[Collection entries]
§ §

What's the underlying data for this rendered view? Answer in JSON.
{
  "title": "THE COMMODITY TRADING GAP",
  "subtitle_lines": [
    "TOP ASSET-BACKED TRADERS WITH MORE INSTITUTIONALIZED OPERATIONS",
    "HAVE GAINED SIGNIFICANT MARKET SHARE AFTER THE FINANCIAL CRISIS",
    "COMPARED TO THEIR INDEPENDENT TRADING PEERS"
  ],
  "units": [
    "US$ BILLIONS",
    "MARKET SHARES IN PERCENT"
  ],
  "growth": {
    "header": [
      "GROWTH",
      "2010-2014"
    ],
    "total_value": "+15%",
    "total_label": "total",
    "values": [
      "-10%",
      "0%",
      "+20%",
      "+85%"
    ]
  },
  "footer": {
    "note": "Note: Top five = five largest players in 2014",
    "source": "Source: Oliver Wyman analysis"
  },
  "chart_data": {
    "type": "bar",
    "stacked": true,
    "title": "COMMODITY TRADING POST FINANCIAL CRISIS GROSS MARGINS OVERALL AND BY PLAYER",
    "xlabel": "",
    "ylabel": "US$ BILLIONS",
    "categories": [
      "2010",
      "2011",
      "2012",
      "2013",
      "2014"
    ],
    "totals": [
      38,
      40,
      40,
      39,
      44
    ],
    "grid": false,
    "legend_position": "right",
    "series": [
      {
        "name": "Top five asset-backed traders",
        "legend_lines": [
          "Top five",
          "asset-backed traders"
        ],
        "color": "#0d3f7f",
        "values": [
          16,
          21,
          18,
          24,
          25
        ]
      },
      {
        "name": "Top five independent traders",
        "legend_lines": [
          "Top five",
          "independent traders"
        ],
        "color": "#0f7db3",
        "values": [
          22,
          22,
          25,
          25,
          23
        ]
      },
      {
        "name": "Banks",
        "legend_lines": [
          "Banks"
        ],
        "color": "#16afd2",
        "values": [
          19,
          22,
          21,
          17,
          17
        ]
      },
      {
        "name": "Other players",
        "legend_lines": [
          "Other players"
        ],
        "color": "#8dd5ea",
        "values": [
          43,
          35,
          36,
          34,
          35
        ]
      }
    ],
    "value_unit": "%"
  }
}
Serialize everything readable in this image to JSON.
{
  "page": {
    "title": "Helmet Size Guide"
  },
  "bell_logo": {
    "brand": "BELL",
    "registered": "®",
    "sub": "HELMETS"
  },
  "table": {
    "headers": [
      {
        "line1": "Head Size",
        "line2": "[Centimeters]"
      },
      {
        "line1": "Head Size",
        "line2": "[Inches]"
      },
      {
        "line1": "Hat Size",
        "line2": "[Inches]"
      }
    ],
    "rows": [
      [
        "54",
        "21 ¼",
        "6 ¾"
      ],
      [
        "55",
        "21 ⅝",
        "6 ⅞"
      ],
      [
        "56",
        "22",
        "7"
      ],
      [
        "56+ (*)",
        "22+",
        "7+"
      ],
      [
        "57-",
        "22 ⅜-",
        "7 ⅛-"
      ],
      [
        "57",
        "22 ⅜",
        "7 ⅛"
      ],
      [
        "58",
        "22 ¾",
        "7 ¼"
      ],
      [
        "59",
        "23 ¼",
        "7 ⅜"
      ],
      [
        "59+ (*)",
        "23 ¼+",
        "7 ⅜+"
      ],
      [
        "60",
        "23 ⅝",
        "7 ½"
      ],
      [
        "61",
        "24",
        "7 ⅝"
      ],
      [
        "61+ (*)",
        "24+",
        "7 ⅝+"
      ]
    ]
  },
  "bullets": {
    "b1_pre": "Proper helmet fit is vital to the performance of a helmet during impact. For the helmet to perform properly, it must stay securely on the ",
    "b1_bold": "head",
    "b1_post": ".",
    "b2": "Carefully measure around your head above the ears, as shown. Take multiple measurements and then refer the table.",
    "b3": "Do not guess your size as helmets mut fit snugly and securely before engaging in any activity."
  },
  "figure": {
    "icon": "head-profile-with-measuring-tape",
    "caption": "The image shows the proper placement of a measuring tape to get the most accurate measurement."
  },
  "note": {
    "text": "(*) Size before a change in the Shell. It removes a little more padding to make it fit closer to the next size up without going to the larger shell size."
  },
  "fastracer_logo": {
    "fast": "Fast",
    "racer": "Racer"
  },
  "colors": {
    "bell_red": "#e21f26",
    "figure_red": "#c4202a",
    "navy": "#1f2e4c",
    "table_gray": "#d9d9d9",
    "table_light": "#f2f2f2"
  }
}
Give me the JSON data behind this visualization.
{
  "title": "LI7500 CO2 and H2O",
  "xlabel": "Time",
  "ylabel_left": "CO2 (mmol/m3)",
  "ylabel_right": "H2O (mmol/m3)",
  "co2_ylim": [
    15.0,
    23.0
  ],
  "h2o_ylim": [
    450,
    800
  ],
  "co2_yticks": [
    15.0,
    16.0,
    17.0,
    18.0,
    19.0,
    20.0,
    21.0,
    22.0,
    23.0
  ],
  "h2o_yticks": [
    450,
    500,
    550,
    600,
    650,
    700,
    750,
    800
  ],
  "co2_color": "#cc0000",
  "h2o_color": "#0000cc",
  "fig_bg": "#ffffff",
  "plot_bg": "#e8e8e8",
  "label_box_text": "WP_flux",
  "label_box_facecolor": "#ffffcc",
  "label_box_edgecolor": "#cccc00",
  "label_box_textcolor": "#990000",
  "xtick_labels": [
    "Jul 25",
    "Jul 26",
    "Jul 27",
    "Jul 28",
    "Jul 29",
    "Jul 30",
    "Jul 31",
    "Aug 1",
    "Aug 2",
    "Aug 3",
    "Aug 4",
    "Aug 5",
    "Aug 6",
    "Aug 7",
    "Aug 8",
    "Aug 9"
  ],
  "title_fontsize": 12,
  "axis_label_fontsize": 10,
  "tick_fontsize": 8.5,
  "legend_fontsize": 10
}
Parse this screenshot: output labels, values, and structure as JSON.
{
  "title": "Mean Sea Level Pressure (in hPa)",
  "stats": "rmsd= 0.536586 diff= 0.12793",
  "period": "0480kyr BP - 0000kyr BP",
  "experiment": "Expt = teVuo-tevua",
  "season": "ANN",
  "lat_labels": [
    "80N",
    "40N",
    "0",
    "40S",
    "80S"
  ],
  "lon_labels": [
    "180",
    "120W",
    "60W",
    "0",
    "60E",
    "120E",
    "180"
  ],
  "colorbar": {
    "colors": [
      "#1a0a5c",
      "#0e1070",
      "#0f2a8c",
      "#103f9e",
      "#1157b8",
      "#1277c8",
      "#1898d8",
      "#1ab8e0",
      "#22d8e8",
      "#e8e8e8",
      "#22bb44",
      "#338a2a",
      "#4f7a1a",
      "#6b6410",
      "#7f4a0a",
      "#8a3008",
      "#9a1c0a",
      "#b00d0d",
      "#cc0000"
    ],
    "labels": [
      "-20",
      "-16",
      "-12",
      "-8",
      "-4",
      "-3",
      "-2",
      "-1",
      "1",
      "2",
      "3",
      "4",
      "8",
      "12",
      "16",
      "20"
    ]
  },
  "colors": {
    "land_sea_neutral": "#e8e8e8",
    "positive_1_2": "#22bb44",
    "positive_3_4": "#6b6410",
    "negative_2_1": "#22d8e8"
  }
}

§ §

▶ _Request_: Above are the entries; count how many of their lines contain the word "players" and give only that number.

▶ _Task solution_: 3